▶ [What the task asks]:
Copy all of the rows below line for line without changing anything, but leave out the pictures.

▶ [Data entries]:

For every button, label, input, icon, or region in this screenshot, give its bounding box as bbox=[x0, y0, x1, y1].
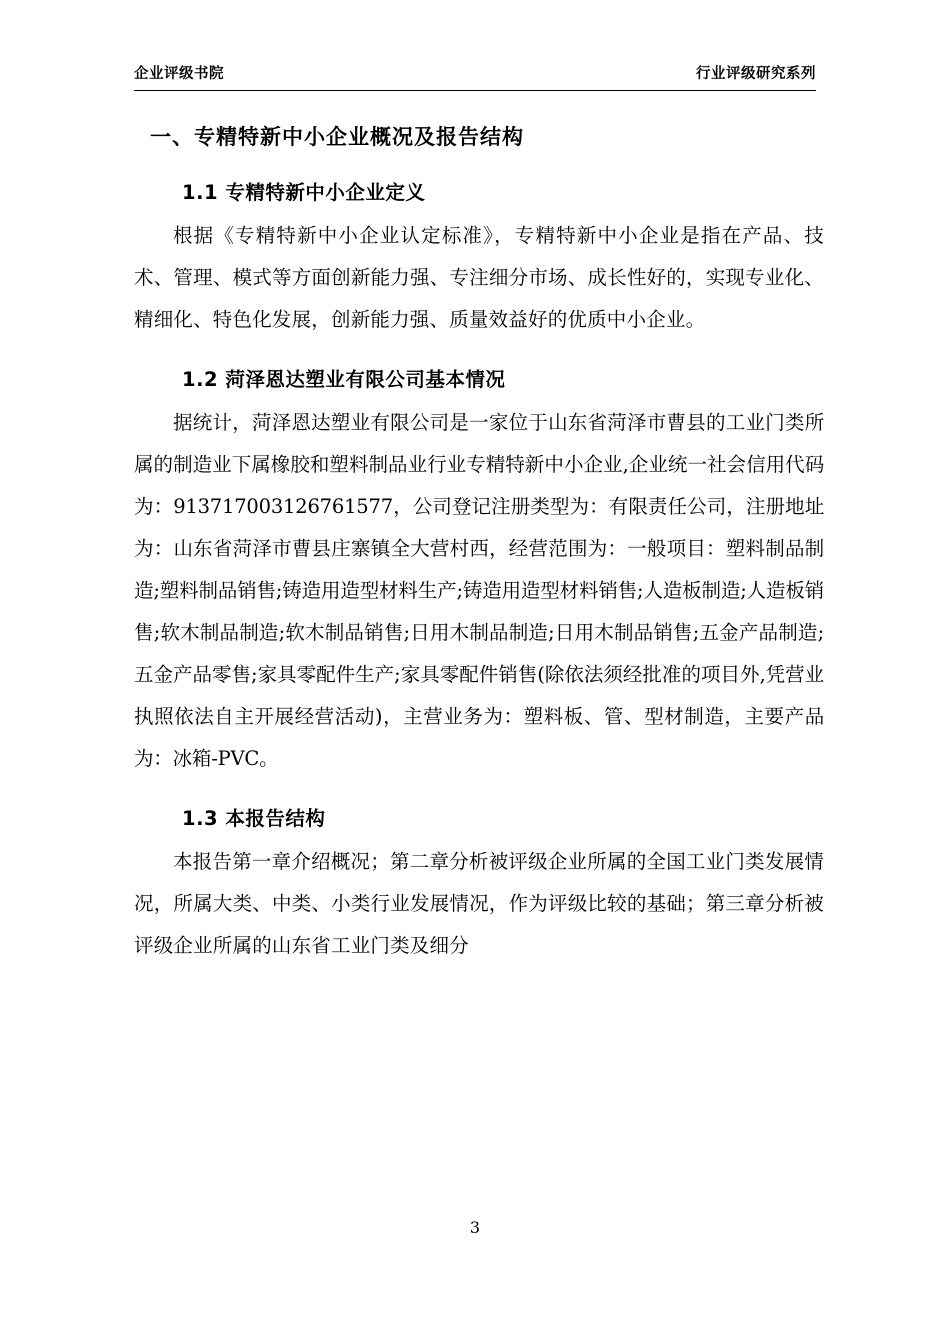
page-header bbox=[134, 62, 816, 83]
header-divider bbox=[134, 90, 816, 91]
header-left-text: 企业评级书院 bbox=[134, 66, 224, 82]
section-1-2-title: 1.2 菏泽恩达塑业有限公司基本情况 bbox=[182, 367, 506, 391]
section-1-1-paragraph: 根据《专精特新中小企业认定标准》，专精特新中小企业是指在产品、技术、管理、模式等方面创新能力强、专注细分市场、成长性好的，实现专业化、精细化、特色化发展，创新能力强、质量效益好的优质中小企业。 bbox=[134, 223, 824, 331]
page-number: 3 bbox=[469, 1218, 481, 1237]
section-1-1-title: 1.1 专精特新中小企业定义 bbox=[182, 180, 426, 204]
section-1-3-title: 1.3 本报告结构 bbox=[182, 807, 326, 830]
section-1-3-paragraph: 本报告第一章介绍概况；第二章分析被评级企业所属的全国工业门类发展情况，所属大类、中类、小类行业发展情况，作为评级比较的基础；第三章分析被评级企业所属的山东省工业门类及细分 bbox=[134, 850, 824, 958]
chapter-title: 一、专精特新中小企业概况及报告结构 bbox=[150, 125, 524, 149]
page-content bbox=[134, 108, 824, 967]
header-right-text: 行业评级研究系列 bbox=[696, 66, 816, 82]
section-1-2-paragraph: 据统计，菏泽恩达塑业有限公司是一家位于山东省菏泽市曹县的工业门类所属的制造业下属橡胶和塑料制品业行业专精特新中小企业,企业统一社会信用代码为：913717003126761577，公司登记注册类型为：有限责任公司，注册地址为：山东省菏泽市曹县庄寨镇全大营村西，经营范围为：一般项目：塑料制品制造;塑料制品销售;铸造用造型材料生产;铸造用造型材料销售;人造板制造;人造板销售;软木制品制造;软木制品销售;日用木制品制造;日用木制品销售;五金产品制造;五金产品零售;家具零配件生产;家具零配件销售(除依法须经批准的项目外,凭营业执照依法自主开展经营活动)，主营业务为：塑料板、管、型材制造，主要产品为：冰箱-PVC。 bbox=[134, 411, 824, 770]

▶ [Exercise answer]:
For every button, label, input, icon, or region in this screenshot, give its bounding box as bbox=[x0, y0, x1, y1].
page-header bbox=[134, 62, 816, 83]
header-divider bbox=[134, 90, 816, 91]
header-left-text: 企业评级书院 bbox=[134, 66, 224, 82]
section-1-2-title: 1.2 菏泽恩达塑业有限公司基本情况 bbox=[182, 367, 506, 391]
section-1-1-paragraph: 根据《专精特新中小企业认定标准》，专精特新中小企业是指在产品、技术、管理、模式等方面创新能力强、专注细分市场、成长性好的，实现专业化、精细化、特色化发展，创新能力强、质量效益好的优质中小企业。 bbox=[134, 223, 824, 331]
page-number: 3 bbox=[469, 1218, 481, 1237]
section-1-1-title: 1.1 专精特新中小企业定义 bbox=[182, 180, 426, 204]
section-1-3-title: 1.3 本报告结构 bbox=[182, 807, 326, 830]
section-1-3-paragraph: 本报告第一章介绍概况；第二章分析被评级企业所属的全国工业门类发展情况，所属大类、中类、小类行业发展情况，作为评级比较的基础；第三章分析被评级企业所属的山东省工业门类及细分 bbox=[134, 850, 824, 958]
chapter-title: 一、专精特新中小企业概况及报告结构 bbox=[150, 125, 524, 149]
page-content bbox=[134, 108, 824, 967]
header-right-text: 行业评级研究系列 bbox=[696, 66, 816, 82]
section-1-2-paragraph: 据统计，菏泽恩达塑业有限公司是一家位于山东省菏泽市曹县的工业门类所属的制造业下属橡胶和塑料制品业行业专精特新中小企业,企业统一社会信用代码为：913717003126761577，公司登记注册类型为：有限责任公司，注册地址为：山东省菏泽市曹县庄寨镇全大营村西，经营范围为：一般项目：塑料制品制造;塑料制品销售;铸造用造型材料生产;铸造用造型材料销售;人造板制造;人造板销售;软木制品制造;软木制品销售;日用木制品制造;日用木制品销售;五金产品制造;五金产品零售;家具零配件生产;家具零配件销售(除依法须经批准的项目外,凭营业执照依法自主开展经营活动)，主营业务为：塑料板、管、型材制造，主要产品为：冰箱-PVC。 bbox=[134, 411, 824, 770]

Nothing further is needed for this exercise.